## WRITTEN EXERCISE
Reproduce the full listing that appears beneath this instruction exactly.

● ● ● ● ●

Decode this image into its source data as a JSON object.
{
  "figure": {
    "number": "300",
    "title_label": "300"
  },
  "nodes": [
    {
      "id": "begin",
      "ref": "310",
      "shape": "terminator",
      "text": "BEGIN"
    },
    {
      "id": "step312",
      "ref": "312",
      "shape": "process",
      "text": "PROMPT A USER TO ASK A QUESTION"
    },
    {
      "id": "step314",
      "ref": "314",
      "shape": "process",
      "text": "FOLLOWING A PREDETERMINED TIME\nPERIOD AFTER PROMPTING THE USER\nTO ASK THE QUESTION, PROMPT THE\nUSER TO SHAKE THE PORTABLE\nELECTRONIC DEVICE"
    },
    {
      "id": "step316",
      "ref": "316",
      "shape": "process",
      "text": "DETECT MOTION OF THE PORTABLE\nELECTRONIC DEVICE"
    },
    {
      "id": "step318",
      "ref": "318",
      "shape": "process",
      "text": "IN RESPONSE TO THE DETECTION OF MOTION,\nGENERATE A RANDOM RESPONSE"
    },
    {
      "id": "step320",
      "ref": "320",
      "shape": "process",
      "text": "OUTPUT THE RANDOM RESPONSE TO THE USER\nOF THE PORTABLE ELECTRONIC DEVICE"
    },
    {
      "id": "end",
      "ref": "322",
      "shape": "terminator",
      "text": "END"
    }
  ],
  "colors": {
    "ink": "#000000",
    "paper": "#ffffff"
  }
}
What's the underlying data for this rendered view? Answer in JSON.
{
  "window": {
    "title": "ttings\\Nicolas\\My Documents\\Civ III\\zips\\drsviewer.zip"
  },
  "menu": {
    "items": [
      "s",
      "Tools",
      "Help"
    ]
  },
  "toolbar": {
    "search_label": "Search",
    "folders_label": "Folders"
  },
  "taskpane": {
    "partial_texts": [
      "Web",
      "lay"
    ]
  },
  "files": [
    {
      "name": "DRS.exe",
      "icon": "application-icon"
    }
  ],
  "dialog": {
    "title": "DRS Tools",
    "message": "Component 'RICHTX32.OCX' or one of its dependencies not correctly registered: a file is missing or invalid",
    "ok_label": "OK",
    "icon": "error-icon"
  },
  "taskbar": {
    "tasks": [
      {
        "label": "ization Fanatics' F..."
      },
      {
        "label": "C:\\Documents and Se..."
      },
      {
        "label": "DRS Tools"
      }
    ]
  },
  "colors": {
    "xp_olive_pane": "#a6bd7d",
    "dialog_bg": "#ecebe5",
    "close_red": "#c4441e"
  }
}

● ● ● ● ●

## RESPONSE FOR THIS EXERCISE
Decode this image into its source data as a JSON object.
{
  "figure": {
    "number": "300",
    "title_label": "300"
  },
  "nodes": [
    {
      "id": "begin",
      "ref": "310",
      "shape": "terminator",
      "text": "BEGIN"
    },
    {
      "id": "step312",
      "ref": "312",
      "shape": "process",
      "text": "PROMPT A USER TO ASK A QUESTION"
    },
    {
      "id": "step314",
      "ref": "314",
      "shape": "process",
      "text": "FOLLOWING A PREDETERMINED TIME\nPERIOD AFTER PROMPTING THE USER\nTO ASK THE QUESTION, PROMPT THE\nUSER TO SHAKE THE PORTABLE\nELECTRONIC DEVICE"
    },
    {
      "id": "step316",
      "ref": "316",
      "shape": "process",
      "text": "DETECT MOTION OF THE PORTABLE\nELECTRONIC DEVICE"
    },
    {
      "id": "step318",
      "ref": "318",
      "shape": "process",
      "text": "IN RESPONSE TO THE DETECTION OF MOTION,\nGENERATE A RANDOM RESPONSE"
    },
    {
      "id": "step320",
      "ref": "320",
      "shape": "process",
      "text": "OUTPUT THE RANDOM RESPONSE TO THE USER\nOF THE PORTABLE ELECTRONIC DEVICE"
    },
    {
      "id": "end",
      "ref": "322",
      "shape": "terminator",
      "text": "END"
    }
  ],
  "colors": {
    "ink": "#000000",
    "paper": "#ffffff"
  }
}
What's the underlying data for this rendered view? Answer in JSON.
{
  "window": {
    "title": "ttings\\Nicolas\\My Documents\\Civ III\\zips\\drsviewer.zip"
  },
  "menu": {
    "items": [
      "s",
      "Tools",
      "Help"
    ]
  },
  "toolbar": {
    "search_label": "Search",
    "folders_label": "Folders"
  },
  "taskpane": {
    "partial_texts": [
      "Web",
      "lay"
    ]
  },
  "files": [
    {
      "name": "DRS.exe",
      "icon": "application-icon"
    }
  ],
  "dialog": {
    "title": "DRS Tools",
    "message": "Component 'RICHTX32.OCX' or one of its dependencies not correctly registered: a file is missing or invalid",
    "ok_label": "OK",
    "icon": "error-icon"
  },
  "taskbar": {
    "tasks": [
      {
        "label": "ization Fanatics' F..."
      },
      {
        "label": "C:\\Documents and Se..."
      },
      {
        "label": "DRS Tools"
      }
    ]
  },
  "colors": {
    "xp_olive_pane": "#a6bd7d",
    "dialog_bg": "#ecebe5",
    "close_red": "#c4441e"
  }
}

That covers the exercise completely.